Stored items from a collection
>> start

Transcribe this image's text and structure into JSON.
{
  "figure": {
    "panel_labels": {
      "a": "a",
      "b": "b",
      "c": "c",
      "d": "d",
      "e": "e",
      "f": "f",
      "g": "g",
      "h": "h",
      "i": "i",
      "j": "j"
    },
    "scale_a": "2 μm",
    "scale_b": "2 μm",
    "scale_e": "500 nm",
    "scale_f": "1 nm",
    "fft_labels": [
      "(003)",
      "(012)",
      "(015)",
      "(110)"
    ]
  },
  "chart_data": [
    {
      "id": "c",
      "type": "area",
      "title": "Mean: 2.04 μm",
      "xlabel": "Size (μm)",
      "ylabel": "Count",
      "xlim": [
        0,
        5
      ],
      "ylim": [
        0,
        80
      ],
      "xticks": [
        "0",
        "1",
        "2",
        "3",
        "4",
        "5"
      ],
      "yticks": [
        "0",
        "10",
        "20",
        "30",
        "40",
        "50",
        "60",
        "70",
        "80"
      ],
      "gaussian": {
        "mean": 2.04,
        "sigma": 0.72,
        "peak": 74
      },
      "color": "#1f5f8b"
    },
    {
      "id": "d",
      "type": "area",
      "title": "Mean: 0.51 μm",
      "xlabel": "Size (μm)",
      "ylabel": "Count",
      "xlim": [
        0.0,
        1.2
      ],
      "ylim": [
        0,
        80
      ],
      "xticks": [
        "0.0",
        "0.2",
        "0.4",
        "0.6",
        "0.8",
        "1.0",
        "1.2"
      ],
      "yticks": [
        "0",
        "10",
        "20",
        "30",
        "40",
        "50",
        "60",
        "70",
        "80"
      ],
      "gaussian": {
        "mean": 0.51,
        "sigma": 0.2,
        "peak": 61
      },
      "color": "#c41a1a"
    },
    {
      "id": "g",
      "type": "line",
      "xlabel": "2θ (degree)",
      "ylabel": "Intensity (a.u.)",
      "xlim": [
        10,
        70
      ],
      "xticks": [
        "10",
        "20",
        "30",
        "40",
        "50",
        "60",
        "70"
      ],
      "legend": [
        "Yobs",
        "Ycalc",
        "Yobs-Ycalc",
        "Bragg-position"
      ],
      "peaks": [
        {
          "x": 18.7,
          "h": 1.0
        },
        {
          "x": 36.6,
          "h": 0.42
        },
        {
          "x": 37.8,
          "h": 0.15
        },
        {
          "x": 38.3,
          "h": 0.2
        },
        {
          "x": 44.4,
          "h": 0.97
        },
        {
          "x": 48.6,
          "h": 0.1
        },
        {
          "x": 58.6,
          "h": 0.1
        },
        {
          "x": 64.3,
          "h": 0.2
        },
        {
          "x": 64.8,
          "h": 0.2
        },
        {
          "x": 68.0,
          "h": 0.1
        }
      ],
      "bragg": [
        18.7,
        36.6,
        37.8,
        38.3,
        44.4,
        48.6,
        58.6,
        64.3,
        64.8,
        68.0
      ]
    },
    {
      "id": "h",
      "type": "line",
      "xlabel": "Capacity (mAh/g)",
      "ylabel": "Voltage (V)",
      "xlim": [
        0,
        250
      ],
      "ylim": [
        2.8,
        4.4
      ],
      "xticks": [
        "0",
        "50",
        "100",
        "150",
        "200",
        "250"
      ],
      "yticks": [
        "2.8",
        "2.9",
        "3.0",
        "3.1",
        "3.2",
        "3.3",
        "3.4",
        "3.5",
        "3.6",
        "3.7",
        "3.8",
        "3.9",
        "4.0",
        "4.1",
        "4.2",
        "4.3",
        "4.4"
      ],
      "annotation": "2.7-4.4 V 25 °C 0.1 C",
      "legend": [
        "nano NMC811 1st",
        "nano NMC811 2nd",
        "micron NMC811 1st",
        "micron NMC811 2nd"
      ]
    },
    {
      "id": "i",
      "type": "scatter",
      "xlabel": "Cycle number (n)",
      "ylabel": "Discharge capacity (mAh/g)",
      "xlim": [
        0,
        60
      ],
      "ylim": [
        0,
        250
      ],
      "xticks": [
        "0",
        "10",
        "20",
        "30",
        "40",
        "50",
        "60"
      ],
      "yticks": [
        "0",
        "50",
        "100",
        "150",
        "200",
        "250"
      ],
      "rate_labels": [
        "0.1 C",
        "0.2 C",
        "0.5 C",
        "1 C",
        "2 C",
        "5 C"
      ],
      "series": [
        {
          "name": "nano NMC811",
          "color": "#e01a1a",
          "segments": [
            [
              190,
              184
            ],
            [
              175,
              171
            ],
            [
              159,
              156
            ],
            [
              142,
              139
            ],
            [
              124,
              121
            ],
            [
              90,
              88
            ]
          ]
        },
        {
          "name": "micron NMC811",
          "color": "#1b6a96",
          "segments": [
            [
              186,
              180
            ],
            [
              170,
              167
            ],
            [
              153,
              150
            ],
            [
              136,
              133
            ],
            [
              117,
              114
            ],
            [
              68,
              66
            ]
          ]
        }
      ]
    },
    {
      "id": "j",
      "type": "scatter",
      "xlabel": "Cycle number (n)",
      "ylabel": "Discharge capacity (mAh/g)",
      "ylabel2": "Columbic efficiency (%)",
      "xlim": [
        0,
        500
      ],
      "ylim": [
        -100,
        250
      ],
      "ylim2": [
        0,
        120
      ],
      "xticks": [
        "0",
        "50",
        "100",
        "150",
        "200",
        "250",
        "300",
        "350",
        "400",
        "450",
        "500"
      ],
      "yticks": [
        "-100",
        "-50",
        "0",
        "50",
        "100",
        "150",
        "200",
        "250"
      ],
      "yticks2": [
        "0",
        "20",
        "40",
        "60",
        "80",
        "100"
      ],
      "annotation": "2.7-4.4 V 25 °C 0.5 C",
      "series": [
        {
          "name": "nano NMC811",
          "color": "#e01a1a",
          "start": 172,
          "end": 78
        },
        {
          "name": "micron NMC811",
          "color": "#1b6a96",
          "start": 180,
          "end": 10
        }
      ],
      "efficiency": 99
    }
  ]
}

>> end

What is required: Transcribe all the entries, keeping each one exactly as it is.

Exercise result:
Transcribe this image's text and structure into JSON.
{
  "figure": {
    "panel_labels": {
      "a": "a",
      "b": "b",
      "c": "c",
      "d": "d",
      "e": "e",
      "f": "f",
      "g": "g",
      "h": "h",
      "i": "i",
      "j": "j"
    },
    "scale_a": "2 μm",
    "scale_b": "2 μm",
    "scale_e": "500 nm",
    "scale_f": "1 nm",
    "fft_labels": [
      "(003)",
      "(012)",
      "(015)",
      "(110)"
    ]
  },
  "chart_data": [
    {
      "id": "c",
      "type": "area",
      "title": "Mean: 2.04 μm",
      "xlabel": "Size (μm)",
      "ylabel": "Count",
      "xlim": [
        0,
        5
      ],
      "ylim": [
        0,
        80
      ],
      "xticks": [
        "0",
        "1",
        "2",
        "3",
        "4",
        "5"
      ],
      "yticks": [
        "0",
        "10",
        "20",
        "30",
        "40",
        "50",
        "60",
        "70",
        "80"
      ],
      "gaussian": {
        "mean": 2.04,
        "sigma": 0.72,
        "peak": 74
      },
      "color": "#1f5f8b"
    },
    {
      "id": "d",
      "type": "area",
      "title": "Mean: 0.51 μm",
      "xlabel": "Size (μm)",
      "ylabel": "Count",
      "xlim": [
        0.0,
        1.2
      ],
      "ylim": [
        0,
        80
      ],
      "xticks": [
        "0.0",
        "0.2",
        "0.4",
        "0.6",
        "0.8",
        "1.0",
        "1.2"
      ],
      "yticks": [
        "0",
        "10",
        "20",
        "30",
        "40",
        "50",
        "60",
        "70",
        "80"
      ],
      "gaussian": {
        "mean": 0.51,
        "sigma": 0.2,
        "peak": 61
      },
      "color": "#c41a1a"
    },
    {
      "id": "g",
      "type": "line",
      "xlabel": "2θ (degree)",
      "ylabel": "Intensity (a.u.)",
      "xlim": [
        10,
        70
      ],
      "xticks": [
        "10",
        "20",
        "30",
        "40",
        "50",
        "60",
        "70"
      ],
      "legend": [
        "Yobs",
        "Ycalc",
        "Yobs-Ycalc",
        "Bragg-position"
      ],
      "peaks": [
        {
          "x": 18.7,
          "h": 1.0
        },
        {
          "x": 36.6,
          "h": 0.42
        },
        {
          "x": 37.8,
          "h": 0.15
        },
        {
          "x": 38.3,
          "h": 0.2
        },
        {
          "x": 44.4,
          "h": 0.97
        },
        {
          "x": 48.6,
          "h": 0.1
        },
        {
          "x": 58.6,
          "h": 0.1
        },
        {
          "x": 64.3,
          "h": 0.2
        },
        {
          "x": 64.8,
          "h": 0.2
        },
        {
          "x": 68.0,
          "h": 0.1
        }
      ],
      "bragg": [
        18.7,
        36.6,
        37.8,
        38.3,
        44.4,
        48.6,
        58.6,
        64.3,
        64.8,
        68.0
      ]
    },
    {
      "id": "h",
      "type": "line",
      "xlabel": "Capacity (mAh/g)",
      "ylabel": "Voltage (V)",
      "xlim": [
        0,
        250
      ],
      "ylim": [
        2.8,
        4.4
      ],
      "xticks": [
        "0",
        "50",
        "100",
        "150",
        "200",
        "250"
      ],
      "yticks": [
        "2.8",
        "2.9",
        "3.0",
        "3.1",
        "3.2",
        "3.3",
        "3.4",
        "3.5",
        "3.6",
        "3.7",
        "3.8",
        "3.9",
        "4.0",
        "4.1",
        "4.2",
        "4.3",
        "4.4"
      ],
      "annotation": "2.7-4.4 V 25 °C 0.1 C",
      "legend": [
        "nano NMC811 1st",
        "nano NMC811 2nd",
        "micron NMC811 1st",
        "micron NMC811 2nd"
      ]
    },
    {
      "id": "i",
      "type": "scatter",
      "xlabel": "Cycle number (n)",
      "ylabel": "Discharge capacity (mAh/g)",
      "xlim": [
        0,
        60
      ],
      "ylim": [
        0,
        250
      ],
      "xticks": [
        "0",
        "10",
        "20",
        "30",
        "40",
        "50",
        "60"
      ],
      "yticks": [
        "0",
        "50",
        "100",
        "150",
        "200",
        "250"
      ],
      "rate_labels": [
        "0.1 C",
        "0.2 C",
        "0.5 C",
        "1 C",
        "2 C",
        "5 C"
      ],
      "series": [
        {
          "name": "nano NMC811",
          "color": "#e01a1a",
          "segments": [
            [
              190,
              184
            ],
            [
              175,
              171
            ],
            [
              159,
              156
            ],
            [
              142,
              139
            ],
            [
              124,
              121
            ],
            [
              90,
              88
            ]
          ]
        },
        {
          "name": "micron NMC811",
          "color": "#1b6a96",
          "segments": [
            [
              186,
              180
            ],
            [
              170,
              167
            ],
            [
              153,
              150
            ],
            [
              136,
              133
            ],
            [
              117,
              114
            ],
            [
              68,
              66
            ]
          ]
        }
      ]
    },
    {
      "id": "j",
      "type": "scatter",
      "xlabel": "Cycle number (n)",
      "ylabel": "Discharge capacity (mAh/g)",
      "ylabel2": "Columbic efficiency (%)",
      "xlim": [
        0,
        500
      ],
      "ylim": [
        -100,
        250
      ],
      "ylim2": [
        0,
        120
      ],
      "xticks": [
        "0",
        "50",
        "100",
        "150",
        "200",
        "250",
        "300",
        "350",
        "400",
        "450",
        "500"
      ],
      "yticks": [
        "-100",
        "-50",
        "0",
        "50",
        "100",
        "150",
        "200",
        "250"
      ],
      "yticks2": [
        "0",
        "20",
        "40",
        "60",
        "80",
        "100"
      ],
      "annotation": "2.7-4.4 V 25 °C 0.5 C",
      "series": [
        {
          "name": "nano NMC811",
          "color": "#e01a1a",
          "start": 172,
          "end": 78
        },
        {
          "name": "micron NMC811",
          "color": "#1b6a96",
          "start": 180,
          "end": 10
        }
      ],
      "efficiency": 99
    }
  ]
}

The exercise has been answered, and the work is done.